Work to do ▸
In the data below, locate each line with the word "규격각목" and list it.
:: Source data
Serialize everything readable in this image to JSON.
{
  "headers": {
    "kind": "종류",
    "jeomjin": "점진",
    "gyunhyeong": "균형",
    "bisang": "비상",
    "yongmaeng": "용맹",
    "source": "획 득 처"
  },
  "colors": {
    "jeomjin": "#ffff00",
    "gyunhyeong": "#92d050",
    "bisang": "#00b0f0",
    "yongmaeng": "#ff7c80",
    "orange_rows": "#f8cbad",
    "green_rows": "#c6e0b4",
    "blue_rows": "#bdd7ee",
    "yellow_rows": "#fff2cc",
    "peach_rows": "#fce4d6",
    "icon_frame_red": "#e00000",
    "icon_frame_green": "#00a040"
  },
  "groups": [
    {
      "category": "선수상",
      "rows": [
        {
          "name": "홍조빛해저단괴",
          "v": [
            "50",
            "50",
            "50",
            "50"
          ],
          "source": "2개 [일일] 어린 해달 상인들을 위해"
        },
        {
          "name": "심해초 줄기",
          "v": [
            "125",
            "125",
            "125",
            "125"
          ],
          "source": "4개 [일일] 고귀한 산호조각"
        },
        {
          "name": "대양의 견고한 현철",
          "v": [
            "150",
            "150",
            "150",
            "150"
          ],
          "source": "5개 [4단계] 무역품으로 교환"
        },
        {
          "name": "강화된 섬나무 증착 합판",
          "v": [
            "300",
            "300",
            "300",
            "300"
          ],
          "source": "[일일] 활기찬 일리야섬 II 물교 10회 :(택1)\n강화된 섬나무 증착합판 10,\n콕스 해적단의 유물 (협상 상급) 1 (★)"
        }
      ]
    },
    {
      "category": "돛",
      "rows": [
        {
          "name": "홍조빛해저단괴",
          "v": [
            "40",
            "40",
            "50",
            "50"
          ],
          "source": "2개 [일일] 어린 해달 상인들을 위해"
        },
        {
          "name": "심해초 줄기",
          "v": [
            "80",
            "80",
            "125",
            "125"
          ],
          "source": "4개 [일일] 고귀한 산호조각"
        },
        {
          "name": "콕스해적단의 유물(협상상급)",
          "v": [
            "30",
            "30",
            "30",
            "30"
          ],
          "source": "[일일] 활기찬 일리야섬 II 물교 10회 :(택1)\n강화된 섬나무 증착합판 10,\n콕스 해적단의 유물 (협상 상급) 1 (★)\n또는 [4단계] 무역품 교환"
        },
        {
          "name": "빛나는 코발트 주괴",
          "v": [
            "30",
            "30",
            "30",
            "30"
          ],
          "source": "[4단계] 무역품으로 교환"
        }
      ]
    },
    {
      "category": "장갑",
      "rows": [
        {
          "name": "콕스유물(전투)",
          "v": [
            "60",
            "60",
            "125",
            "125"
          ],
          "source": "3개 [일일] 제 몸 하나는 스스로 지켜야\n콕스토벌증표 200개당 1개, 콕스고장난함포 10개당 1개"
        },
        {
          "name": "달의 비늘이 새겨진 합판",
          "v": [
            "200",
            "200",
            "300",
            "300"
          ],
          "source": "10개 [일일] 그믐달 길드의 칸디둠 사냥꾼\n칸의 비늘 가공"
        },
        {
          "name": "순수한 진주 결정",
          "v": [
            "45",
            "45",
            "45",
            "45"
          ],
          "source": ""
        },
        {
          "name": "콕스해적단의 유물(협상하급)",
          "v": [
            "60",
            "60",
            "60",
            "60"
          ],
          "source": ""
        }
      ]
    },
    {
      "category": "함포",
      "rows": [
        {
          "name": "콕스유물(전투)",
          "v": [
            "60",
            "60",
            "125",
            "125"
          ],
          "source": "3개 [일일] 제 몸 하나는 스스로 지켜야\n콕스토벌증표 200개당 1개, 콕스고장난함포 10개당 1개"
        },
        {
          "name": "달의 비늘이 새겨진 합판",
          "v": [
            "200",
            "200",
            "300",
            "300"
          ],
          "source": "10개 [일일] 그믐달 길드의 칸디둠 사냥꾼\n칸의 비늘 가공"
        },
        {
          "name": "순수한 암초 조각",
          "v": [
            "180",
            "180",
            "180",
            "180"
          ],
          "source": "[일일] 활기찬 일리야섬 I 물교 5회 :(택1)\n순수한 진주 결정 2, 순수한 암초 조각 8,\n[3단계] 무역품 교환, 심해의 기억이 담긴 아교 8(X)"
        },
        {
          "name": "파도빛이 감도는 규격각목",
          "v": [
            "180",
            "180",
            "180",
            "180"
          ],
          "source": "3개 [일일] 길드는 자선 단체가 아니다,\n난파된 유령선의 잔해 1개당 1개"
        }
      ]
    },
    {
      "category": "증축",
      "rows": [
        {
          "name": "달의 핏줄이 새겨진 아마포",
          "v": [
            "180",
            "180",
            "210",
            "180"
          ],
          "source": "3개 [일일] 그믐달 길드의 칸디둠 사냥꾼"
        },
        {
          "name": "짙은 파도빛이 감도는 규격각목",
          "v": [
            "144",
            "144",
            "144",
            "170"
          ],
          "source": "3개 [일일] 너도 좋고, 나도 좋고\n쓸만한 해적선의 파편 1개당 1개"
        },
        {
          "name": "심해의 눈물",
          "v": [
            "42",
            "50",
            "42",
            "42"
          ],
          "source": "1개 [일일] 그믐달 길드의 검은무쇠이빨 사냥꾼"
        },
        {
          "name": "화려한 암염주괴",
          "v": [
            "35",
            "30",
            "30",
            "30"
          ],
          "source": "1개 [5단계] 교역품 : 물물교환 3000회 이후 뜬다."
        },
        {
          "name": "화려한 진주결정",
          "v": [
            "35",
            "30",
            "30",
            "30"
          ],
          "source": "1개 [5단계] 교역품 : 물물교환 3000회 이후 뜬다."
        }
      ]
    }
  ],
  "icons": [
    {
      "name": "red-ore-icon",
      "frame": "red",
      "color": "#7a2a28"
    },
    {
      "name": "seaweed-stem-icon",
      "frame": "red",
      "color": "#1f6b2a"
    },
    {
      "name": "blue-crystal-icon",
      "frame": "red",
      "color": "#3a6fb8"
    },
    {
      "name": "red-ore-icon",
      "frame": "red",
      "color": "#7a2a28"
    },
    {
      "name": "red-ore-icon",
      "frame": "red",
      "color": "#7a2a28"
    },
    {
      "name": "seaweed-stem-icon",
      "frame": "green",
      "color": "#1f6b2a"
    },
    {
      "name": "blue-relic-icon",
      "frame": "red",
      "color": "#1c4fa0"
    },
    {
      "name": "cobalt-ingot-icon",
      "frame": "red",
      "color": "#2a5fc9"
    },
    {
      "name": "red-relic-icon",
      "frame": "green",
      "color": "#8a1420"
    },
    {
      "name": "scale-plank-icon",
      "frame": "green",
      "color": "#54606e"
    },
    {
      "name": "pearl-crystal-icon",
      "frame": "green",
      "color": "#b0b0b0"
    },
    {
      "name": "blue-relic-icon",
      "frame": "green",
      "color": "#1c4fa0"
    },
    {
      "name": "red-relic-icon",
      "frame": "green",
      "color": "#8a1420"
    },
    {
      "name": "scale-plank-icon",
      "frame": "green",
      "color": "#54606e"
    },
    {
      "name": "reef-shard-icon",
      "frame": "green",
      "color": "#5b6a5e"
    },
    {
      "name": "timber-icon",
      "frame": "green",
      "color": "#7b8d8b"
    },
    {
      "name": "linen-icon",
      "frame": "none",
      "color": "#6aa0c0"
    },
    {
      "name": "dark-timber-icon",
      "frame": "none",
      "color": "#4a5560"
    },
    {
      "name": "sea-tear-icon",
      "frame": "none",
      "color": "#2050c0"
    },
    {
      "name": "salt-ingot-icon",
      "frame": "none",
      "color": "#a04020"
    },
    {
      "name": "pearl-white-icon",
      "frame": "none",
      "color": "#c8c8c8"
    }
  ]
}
::::
Full answer ▸
          "name": "파도빛이 감도는 규격각목",
          "name": "짙은 파도빛이 감도는 규격각목",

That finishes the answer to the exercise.